Required work.
Below is a set of records; print all of them exactly as written.

Entries supplied.
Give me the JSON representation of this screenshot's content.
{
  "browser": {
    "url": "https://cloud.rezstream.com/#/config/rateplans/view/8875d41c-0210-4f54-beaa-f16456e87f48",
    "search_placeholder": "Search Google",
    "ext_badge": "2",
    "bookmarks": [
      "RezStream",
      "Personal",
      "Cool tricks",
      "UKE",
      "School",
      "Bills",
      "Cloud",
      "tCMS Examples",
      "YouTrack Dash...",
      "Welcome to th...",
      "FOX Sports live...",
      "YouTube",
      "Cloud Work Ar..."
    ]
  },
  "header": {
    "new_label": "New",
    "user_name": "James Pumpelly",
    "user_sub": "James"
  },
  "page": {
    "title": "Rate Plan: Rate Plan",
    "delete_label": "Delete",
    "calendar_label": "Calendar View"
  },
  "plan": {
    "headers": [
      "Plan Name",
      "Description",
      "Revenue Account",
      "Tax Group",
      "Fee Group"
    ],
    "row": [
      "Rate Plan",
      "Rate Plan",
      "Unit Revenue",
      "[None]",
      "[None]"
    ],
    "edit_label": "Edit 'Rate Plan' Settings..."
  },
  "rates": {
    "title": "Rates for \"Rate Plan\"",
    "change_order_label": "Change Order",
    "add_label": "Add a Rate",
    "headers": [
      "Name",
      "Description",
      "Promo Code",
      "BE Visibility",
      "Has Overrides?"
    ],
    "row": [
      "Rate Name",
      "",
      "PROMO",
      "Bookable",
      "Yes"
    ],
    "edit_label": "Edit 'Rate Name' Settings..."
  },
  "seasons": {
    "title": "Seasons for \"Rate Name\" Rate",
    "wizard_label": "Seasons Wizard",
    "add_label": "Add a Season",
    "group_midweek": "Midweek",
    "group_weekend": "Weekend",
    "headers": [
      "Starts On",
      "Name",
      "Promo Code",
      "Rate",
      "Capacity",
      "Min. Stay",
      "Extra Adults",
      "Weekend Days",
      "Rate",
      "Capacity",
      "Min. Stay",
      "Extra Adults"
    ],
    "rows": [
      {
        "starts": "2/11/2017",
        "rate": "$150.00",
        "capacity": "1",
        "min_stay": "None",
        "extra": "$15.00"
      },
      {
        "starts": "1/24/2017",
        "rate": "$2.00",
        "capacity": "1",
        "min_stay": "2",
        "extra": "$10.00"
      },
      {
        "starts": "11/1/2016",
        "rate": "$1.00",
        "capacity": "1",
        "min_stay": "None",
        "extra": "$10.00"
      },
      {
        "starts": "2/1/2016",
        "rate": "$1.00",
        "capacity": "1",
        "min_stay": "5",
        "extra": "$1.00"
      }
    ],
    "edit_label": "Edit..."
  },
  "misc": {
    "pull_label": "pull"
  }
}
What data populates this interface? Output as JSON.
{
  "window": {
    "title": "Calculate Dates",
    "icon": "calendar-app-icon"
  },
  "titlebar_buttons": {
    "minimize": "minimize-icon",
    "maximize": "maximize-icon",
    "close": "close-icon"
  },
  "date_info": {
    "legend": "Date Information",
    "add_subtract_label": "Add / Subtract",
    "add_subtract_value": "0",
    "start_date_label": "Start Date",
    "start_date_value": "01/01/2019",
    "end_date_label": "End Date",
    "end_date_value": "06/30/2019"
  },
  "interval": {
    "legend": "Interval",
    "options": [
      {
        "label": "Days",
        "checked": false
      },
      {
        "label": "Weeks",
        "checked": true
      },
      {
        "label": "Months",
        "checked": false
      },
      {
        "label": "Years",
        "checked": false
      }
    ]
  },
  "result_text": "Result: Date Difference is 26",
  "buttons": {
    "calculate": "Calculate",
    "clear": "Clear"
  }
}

Exercise answer.
Give me the JSON representation of this screenshot's content.
{
  "browser": {
    "url": "https://cloud.rezstream.com/#/config/rateplans/view/8875d41c-0210-4f54-beaa-f16456e87f48",
    "search_placeholder": "Search Google",
    "ext_badge": "2",
    "bookmarks": [
      "RezStream",
      "Personal",
      "Cool tricks",
      "UKE",
      "School",
      "Bills",
      "Cloud",
      "tCMS Examples",
      "YouTrack Dash...",
      "Welcome to th...",
      "FOX Sports live...",
      "YouTube",
      "Cloud Work Ar..."
    ]
  },
  "header": {
    "new_label": "New",
    "user_name": "James Pumpelly",
    "user_sub": "James"
  },
  "page": {
    "title": "Rate Plan: Rate Plan",
    "delete_label": "Delete",
    "calendar_label": "Calendar View"
  },
  "plan": {
    "headers": [
      "Plan Name",
      "Description",
      "Revenue Account",
      "Tax Group",
      "Fee Group"
    ],
    "row": [
      "Rate Plan",
      "Rate Plan",
      "Unit Revenue",
      "[None]",
      "[None]"
    ],
    "edit_label": "Edit 'Rate Plan' Settings..."
  },
  "rates": {
    "title": "Rates for \"Rate Plan\"",
    "change_order_label": "Change Order",
    "add_label": "Add a Rate",
    "headers": [
      "Name",
      "Description",
      "Promo Code",
      "BE Visibility",
      "Has Overrides?"
    ],
    "row": [
      "Rate Name",
      "",
      "PROMO",
      "Bookable",
      "Yes"
    ],
    "edit_label": "Edit 'Rate Name' Settings..."
  },
  "seasons": {
    "title": "Seasons for \"Rate Name\" Rate",
    "wizard_label": "Seasons Wizard",
    "add_label": "Add a Season",
    "group_midweek": "Midweek",
    "group_weekend": "Weekend",
    "headers": [
      "Starts On",
      "Name",
      "Promo Code",
      "Rate",
      "Capacity",
      "Min. Stay",
      "Extra Adults",
      "Weekend Days",
      "Rate",
      "Capacity",
      "Min. Stay",
      "Extra Adults"
    ],
    "rows": [
      {
        "starts": "2/11/2017",
        "rate": "$150.00",
        "capacity": "1",
        "min_stay": "None",
        "extra": "$15.00"
      },
      {
        "starts": "1/24/2017",
        "rate": "$2.00",
        "capacity": "1",
        "min_stay": "2",
        "extra": "$10.00"
      },
      {
        "starts": "11/1/2016",
        "rate": "$1.00",
        "capacity": "1",
        "min_stay": "None",
        "extra": "$10.00"
      },
      {
        "starts": "2/1/2016",
        "rate": "$1.00",
        "capacity": "1",
        "min_stay": "5",
        "extra": "$1.00"
      }
    ],
    "edit_label": "Edit..."
  },
  "misc": {
    "pull_label": "pull"
  }
}
What data populates this interface? Output as JSON.
{
  "window": {
    "title": "Calculate Dates",
    "icon": "calendar-app-icon"
  },
  "titlebar_buttons": {
    "minimize": "minimize-icon",
    "maximize": "maximize-icon",
    "close": "close-icon"
  },
  "date_info": {
    "legend": "Date Information",
    "add_subtract_label": "Add / Subtract",
    "add_subtract_value": "0",
    "start_date_label": "Start Date",
    "start_date_value": "01/01/2019",
    "end_date_label": "End Date",
    "end_date_value": "06/30/2019"
  },
  "interval": {
    "legend": "Interval",
    "options": [
      {
        "label": "Days",
        "checked": false
      },
      {
        "label": "Weeks",
        "checked": true
      },
      {
        "label": "Months",
        "checked": false
      },
      {
        "label": "Years",
        "checked": false
      }
    ]
  },
  "result_text": "Result: Date Difference is 26",
  "buttons": {
    "calculate": "Calculate",
    "clear": "Clear"
  }
}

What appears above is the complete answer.